» Given problem
Below are some records. Say how many of their lines include the string "Input", giving only the number.

» Provided data
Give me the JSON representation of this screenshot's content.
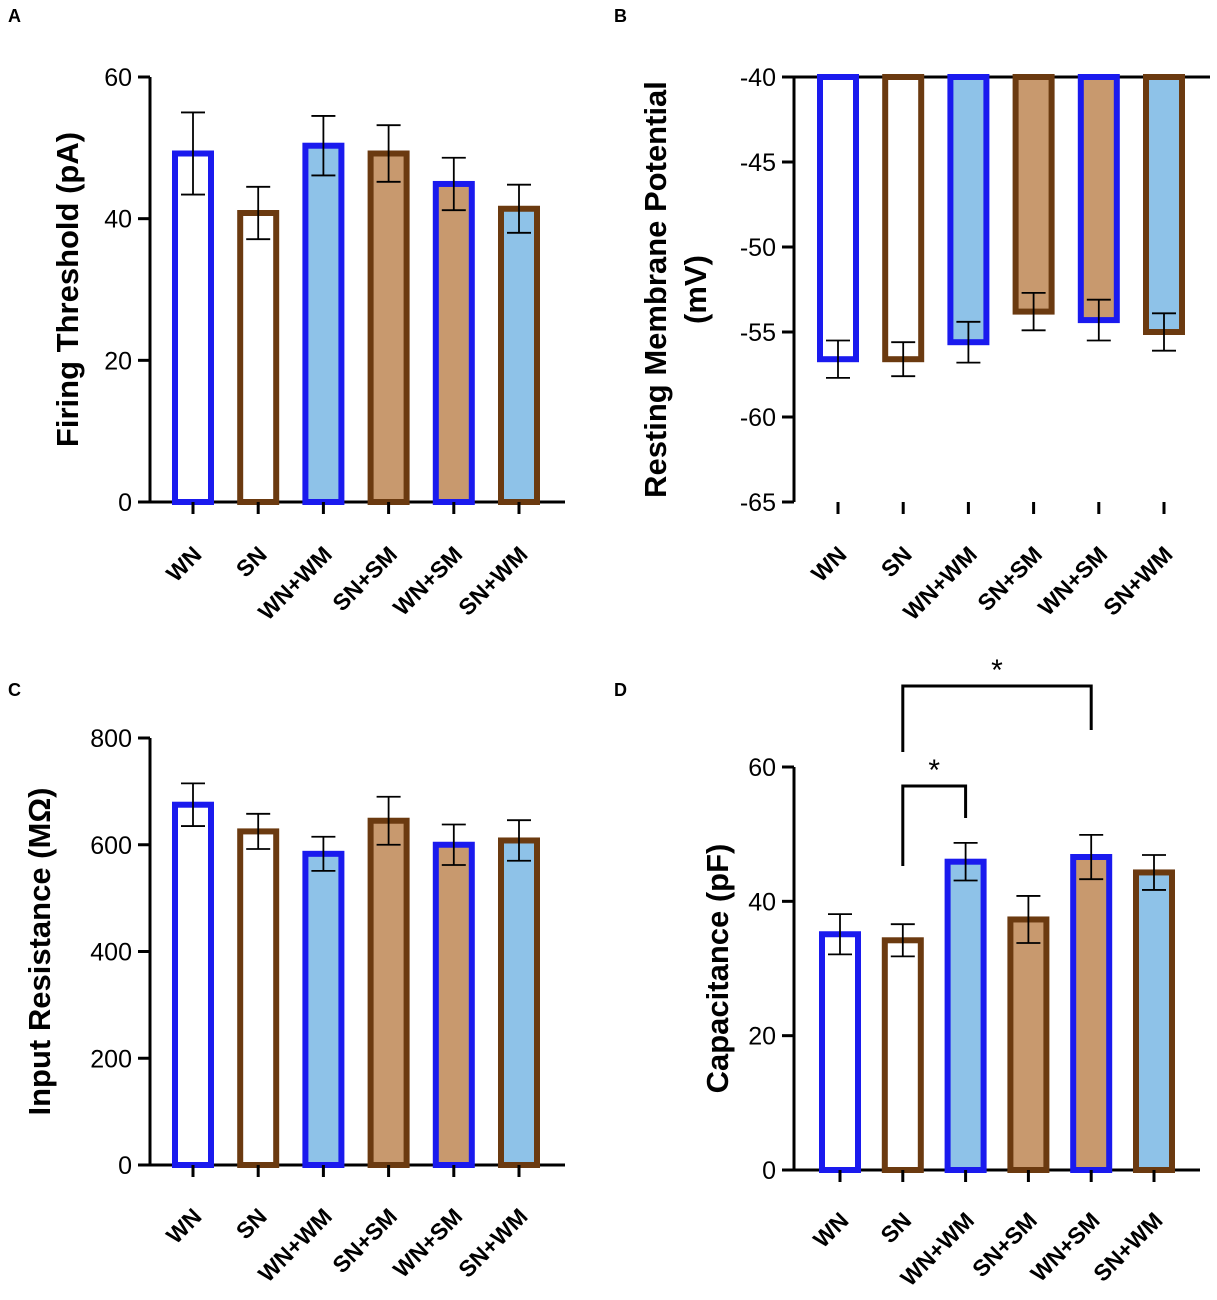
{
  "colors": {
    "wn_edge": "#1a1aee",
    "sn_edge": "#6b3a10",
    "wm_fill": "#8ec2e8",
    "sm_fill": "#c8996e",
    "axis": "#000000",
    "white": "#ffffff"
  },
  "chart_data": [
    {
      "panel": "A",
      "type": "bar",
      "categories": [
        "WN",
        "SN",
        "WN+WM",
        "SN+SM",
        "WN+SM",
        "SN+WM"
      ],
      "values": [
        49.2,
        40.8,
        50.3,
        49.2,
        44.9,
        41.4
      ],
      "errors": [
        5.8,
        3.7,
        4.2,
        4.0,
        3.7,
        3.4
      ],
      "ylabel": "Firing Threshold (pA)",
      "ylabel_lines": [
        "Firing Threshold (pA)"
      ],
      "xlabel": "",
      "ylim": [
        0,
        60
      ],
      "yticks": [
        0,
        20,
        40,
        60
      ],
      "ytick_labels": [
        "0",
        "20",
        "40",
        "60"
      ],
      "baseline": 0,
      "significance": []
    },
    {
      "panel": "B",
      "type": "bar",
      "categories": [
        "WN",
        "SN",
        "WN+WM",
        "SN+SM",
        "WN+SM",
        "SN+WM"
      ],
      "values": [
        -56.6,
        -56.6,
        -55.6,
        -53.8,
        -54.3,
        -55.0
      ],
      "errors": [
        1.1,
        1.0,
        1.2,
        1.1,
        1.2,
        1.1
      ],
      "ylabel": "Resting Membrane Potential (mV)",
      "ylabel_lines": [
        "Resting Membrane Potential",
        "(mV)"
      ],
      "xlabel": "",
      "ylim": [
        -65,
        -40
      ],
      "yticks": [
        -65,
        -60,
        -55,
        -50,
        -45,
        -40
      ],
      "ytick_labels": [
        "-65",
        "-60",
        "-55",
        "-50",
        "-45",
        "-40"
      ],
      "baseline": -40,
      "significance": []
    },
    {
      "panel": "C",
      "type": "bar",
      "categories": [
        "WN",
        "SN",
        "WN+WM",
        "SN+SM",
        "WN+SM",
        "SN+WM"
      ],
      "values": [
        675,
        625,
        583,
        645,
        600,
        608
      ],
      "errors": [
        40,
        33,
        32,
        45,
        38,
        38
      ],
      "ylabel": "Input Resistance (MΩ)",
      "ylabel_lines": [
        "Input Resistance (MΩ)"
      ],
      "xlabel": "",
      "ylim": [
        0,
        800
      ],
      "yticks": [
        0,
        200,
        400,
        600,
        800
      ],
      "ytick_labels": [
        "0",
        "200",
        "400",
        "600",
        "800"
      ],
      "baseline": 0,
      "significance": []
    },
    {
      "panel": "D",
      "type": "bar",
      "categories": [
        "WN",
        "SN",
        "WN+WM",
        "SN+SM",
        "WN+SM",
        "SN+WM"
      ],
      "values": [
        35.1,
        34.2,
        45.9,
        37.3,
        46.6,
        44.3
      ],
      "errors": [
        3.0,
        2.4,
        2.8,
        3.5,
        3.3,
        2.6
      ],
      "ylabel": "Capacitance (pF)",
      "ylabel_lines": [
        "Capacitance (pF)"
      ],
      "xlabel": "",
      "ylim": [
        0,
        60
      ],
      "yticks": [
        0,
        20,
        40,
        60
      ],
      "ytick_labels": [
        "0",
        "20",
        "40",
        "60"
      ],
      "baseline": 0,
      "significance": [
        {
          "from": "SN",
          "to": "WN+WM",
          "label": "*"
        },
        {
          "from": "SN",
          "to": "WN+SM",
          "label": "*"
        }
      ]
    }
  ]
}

» Final answer
2